:: Exercise prompt ::
Copy out all of the material exactly as presented.

:: Input data ::
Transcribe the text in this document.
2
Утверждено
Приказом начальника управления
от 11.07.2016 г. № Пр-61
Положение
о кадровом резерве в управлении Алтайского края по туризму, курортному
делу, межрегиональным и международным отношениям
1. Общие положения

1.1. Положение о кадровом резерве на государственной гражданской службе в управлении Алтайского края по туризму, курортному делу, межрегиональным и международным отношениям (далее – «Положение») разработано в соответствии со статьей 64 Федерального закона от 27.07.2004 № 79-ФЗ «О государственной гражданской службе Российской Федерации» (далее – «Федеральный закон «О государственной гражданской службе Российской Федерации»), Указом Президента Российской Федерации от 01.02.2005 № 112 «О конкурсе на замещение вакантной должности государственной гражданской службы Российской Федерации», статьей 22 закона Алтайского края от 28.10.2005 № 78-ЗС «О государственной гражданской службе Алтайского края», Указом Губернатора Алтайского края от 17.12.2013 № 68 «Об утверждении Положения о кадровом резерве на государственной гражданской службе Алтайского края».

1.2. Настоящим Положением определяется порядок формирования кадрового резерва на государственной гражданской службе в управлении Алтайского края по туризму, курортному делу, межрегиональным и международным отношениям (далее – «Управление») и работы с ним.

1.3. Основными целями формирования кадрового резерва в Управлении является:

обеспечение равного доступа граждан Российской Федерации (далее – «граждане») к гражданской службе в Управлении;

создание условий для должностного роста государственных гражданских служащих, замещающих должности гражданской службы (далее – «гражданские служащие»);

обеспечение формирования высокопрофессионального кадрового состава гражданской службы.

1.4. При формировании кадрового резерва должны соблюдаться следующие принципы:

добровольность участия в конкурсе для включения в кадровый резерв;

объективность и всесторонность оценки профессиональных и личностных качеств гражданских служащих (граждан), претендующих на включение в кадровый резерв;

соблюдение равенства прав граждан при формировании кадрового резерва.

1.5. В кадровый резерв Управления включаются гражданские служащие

:: The response ::
Transcribe the text in this document.
2
Утверждено
Приказом начальника управления
от 11.07.2016 г. № Пр-61
Положение
о кадровом резерве в управлении Алтайского края по туризму, курортному
делу, межрегиональным и международным отношениям
1. Общие положения

1.1. Положение о кадровом резерве на государственной гражданской службе в управлении Алтайского края по туризму, курортному делу, межрегиональным и международным отношениям (далее – «Положение») разработано в соответствии со статьей 64 Федерального закона от 27.07.2004 № 79-ФЗ «О государственной гражданской службе Российской Федерации» (далее – «Федеральный закон «О государственной гражданской службе Российской Федерации»), Указом Президента Российской Федерации от 01.02.2005 № 112 «О конкурсе на замещение вакантной должности государственной гражданской службы Российской Федерации», статьей 22 закона Алтайского края от 28.10.2005 № 78-ЗС «О государственной гражданской службе Алтайского края», Указом Губернатора Алтайского края от 17.12.2013 № 68 «Об утверждении Положения о кадровом резерве на государственной гражданской службе Алтайского края».

1.2. Настоящим Положением определяется порядок формирования кадрового резерва на государственной гражданской службе в управлении Алтайского края по туризму, курортному делу, межрегиональным и международным отношениям (далее – «Управление») и работы с ним.

1.3. Основными целями формирования кадрового резерва в Управлении является:

обеспечение равного доступа граждан Российской Федерации (далее – «граждане») к гражданской службе в Управлении;

создание условий для должностного роста государственных гражданских служащих, замещающих должности гражданской службы (далее – «гражданские служащие»);

обеспечение формирования высокопрофессионального кадрового состава гражданской службы.

1.4. При формировании кадрового резерва должны соблюдаться следующие принципы:

добровольность участия в конкурсе для включения в кадровый резерв;

объективность и всесторонность оценки профессиональных и личностных качеств гражданских служащих (граждан), претендующих на включение в кадровый резерв;

соблюдение равенства прав граждан при формировании кадрового резерва.

1.5. В кадровый резерв Управления включаются гражданские служащие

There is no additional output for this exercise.